[Dataset items]
[Begin]
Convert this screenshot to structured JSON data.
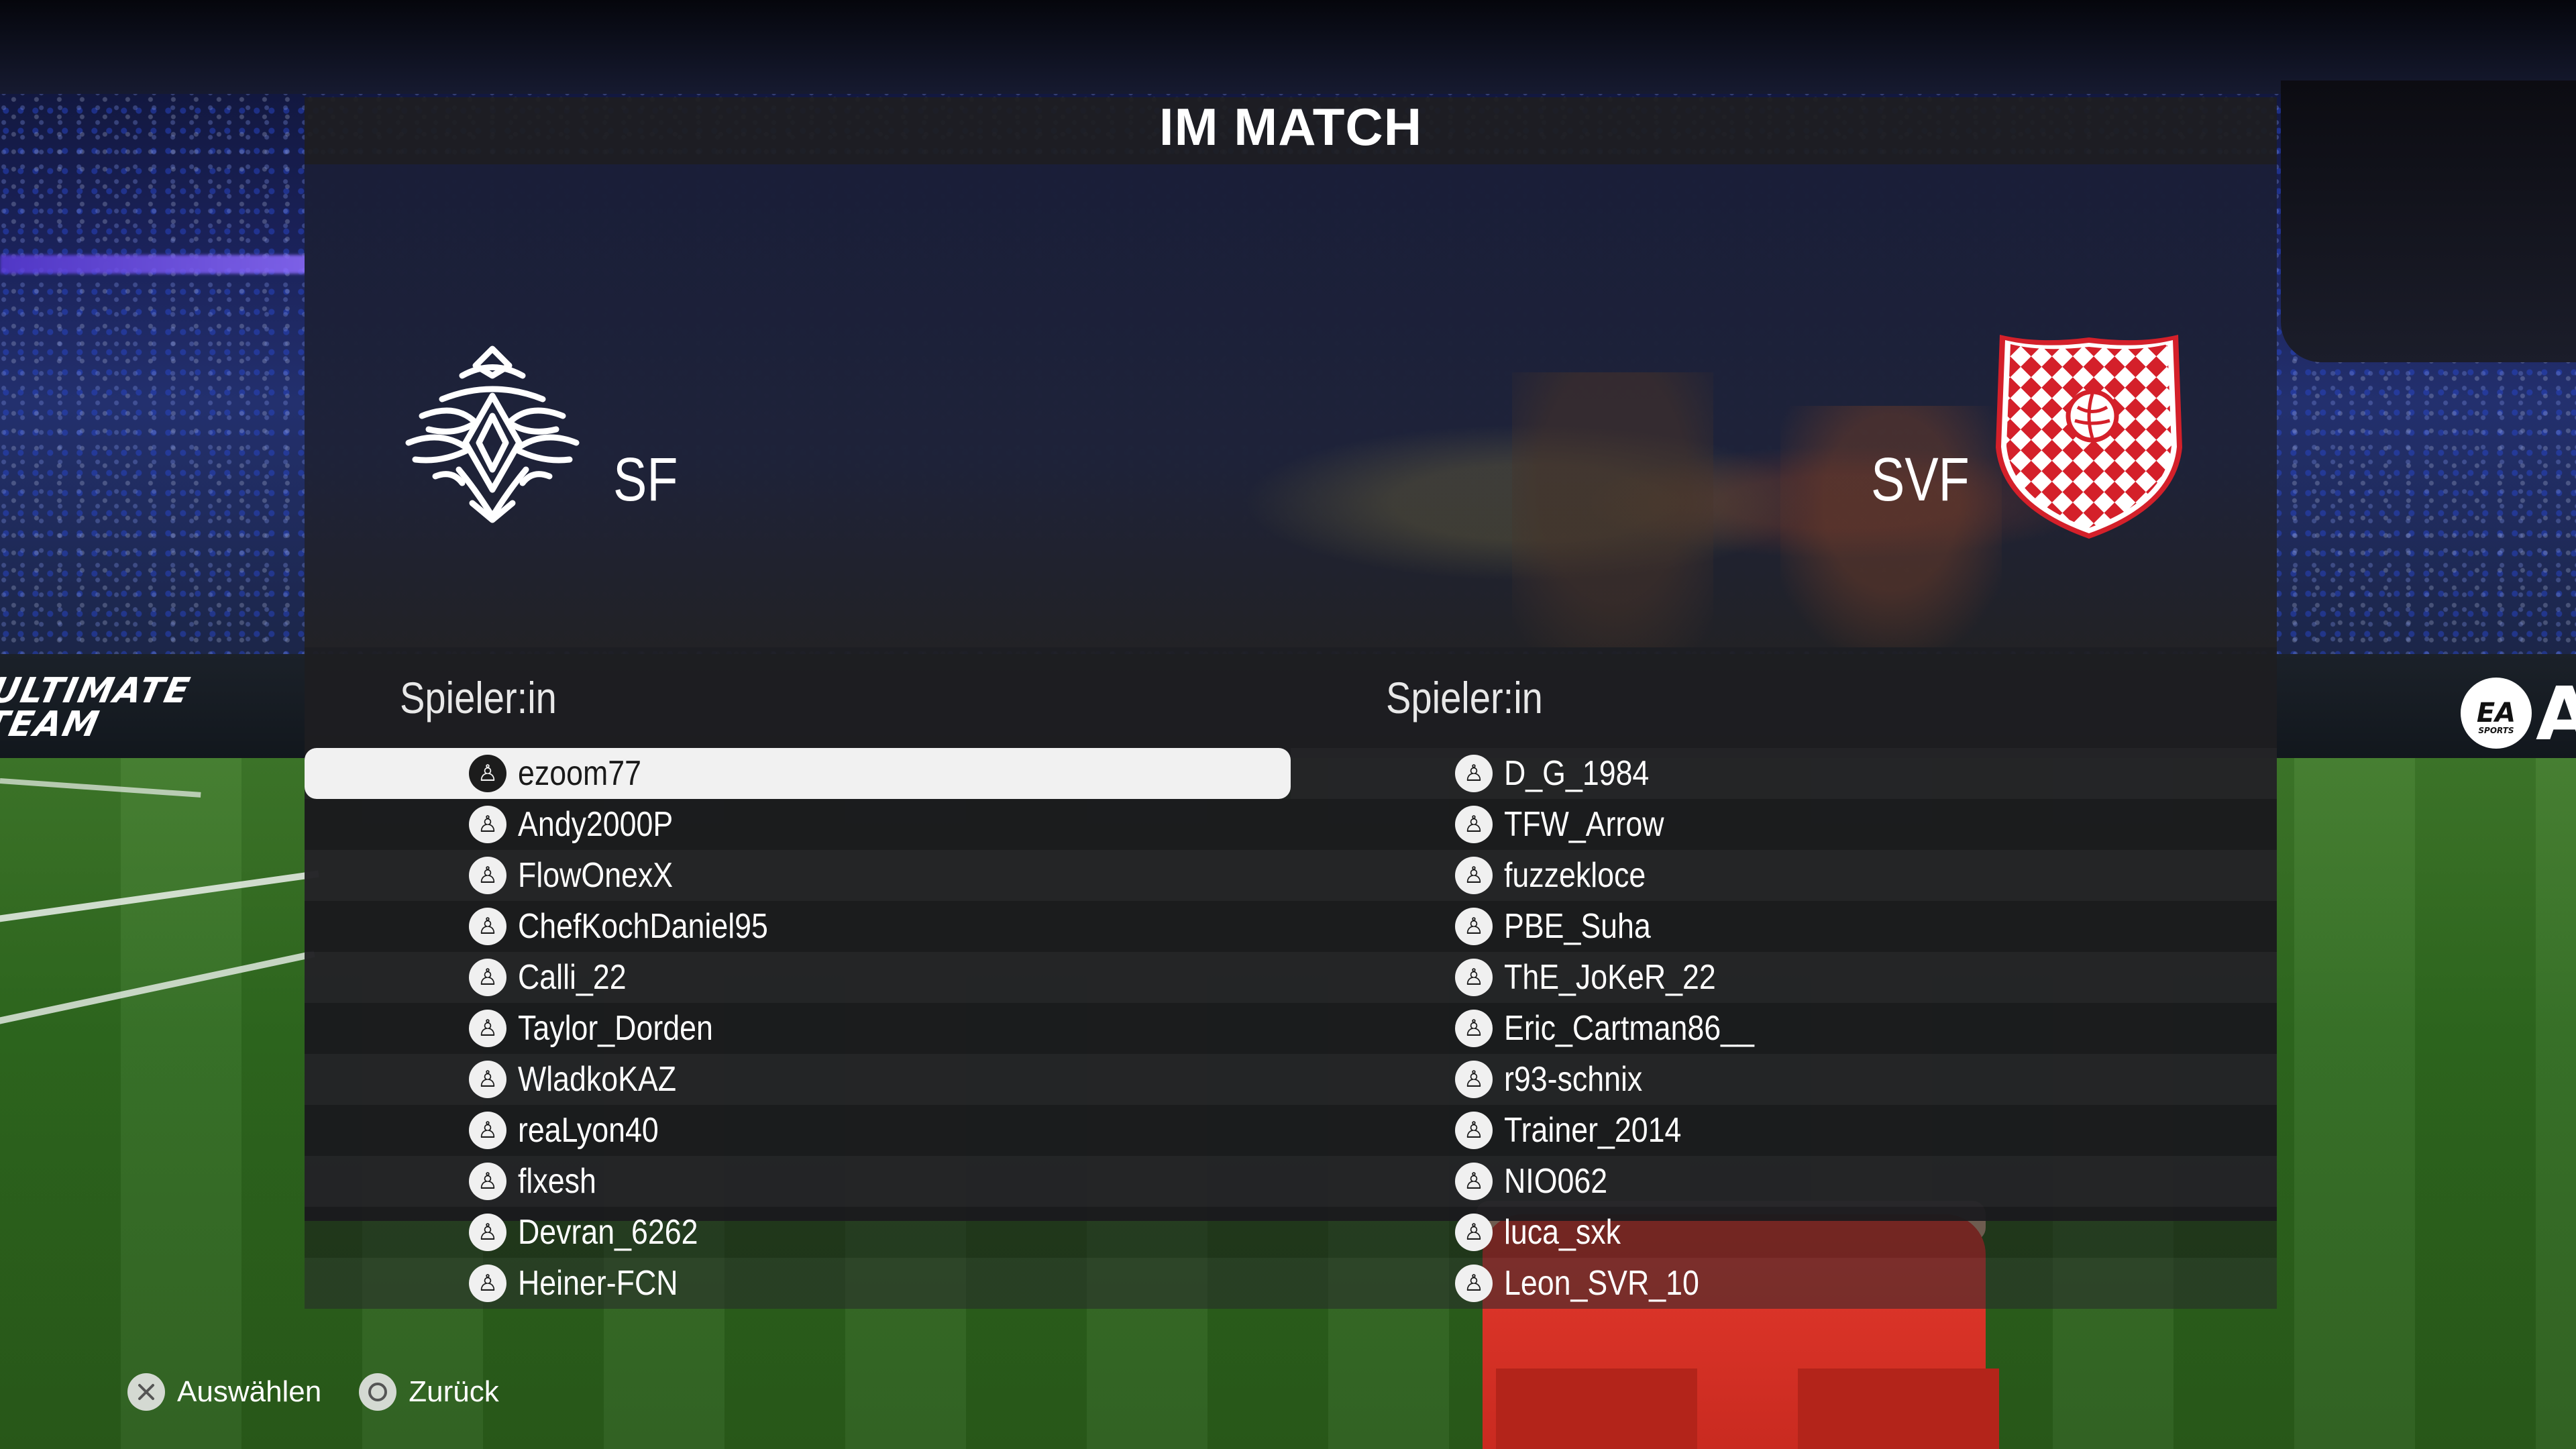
{
  "title": "IM MATCH",
  "teams": {
    "home": {
      "name": "SF",
      "column_header": "Spieler:in",
      "players": [
        "ezoom77",
        "Andy2000P",
        "FlowOnexX",
        "ChefKochDaniel95",
        "Calli_22",
        "Taylor_Dorden",
        "WladkoKAZ",
        "reaLyon40",
        "flxesh",
        "Devran_6262",
        "Heiner-FCN"
      ],
      "selected_index": 0
    },
    "away": {
      "name": "SVF",
      "column_header": "Spieler:in",
      "players": [
        "D_G_1984",
        "TFW_Arrow",
        "fuzzekloce",
        "PBE_Suha",
        "ThE_JoKeR_22",
        "Eric_Cartman86__",
        "r93-schnix",
        "Trainer_2014",
        "NIO062",
        "luca_sxk",
        "Leon_SVR_10"
      ]
    }
  },
  "platform_icon": "playstation-icon",
  "footer": {
    "select": {
      "label": "Auswählen",
      "icon": "cross-button-icon"
    },
    "back": {
      "label": "Zurück",
      "icon": "circle-button-icon"
    }
  },
  "background": {
    "ut_logo_lines": [
      "ULTIMATE",
      "TEAM"
    ],
    "ea_logo": "EA",
    "ea_logo_small": "SPORTS",
    "ea_fragment": "A"
  },
  "colors": {
    "panel": "#1e1e21",
    "selected_row": "#f1f1f1",
    "crest_red": "#d4202a"
  }
}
[End]
(DO THIS):
Scan the material above for the string "icon" and report each line where you find it.

(EXPECTED ANSWER):
  "platform_icon": "playstation-icon",
      "icon": "cross-button-icon"
      "icon": "circle-button-icon"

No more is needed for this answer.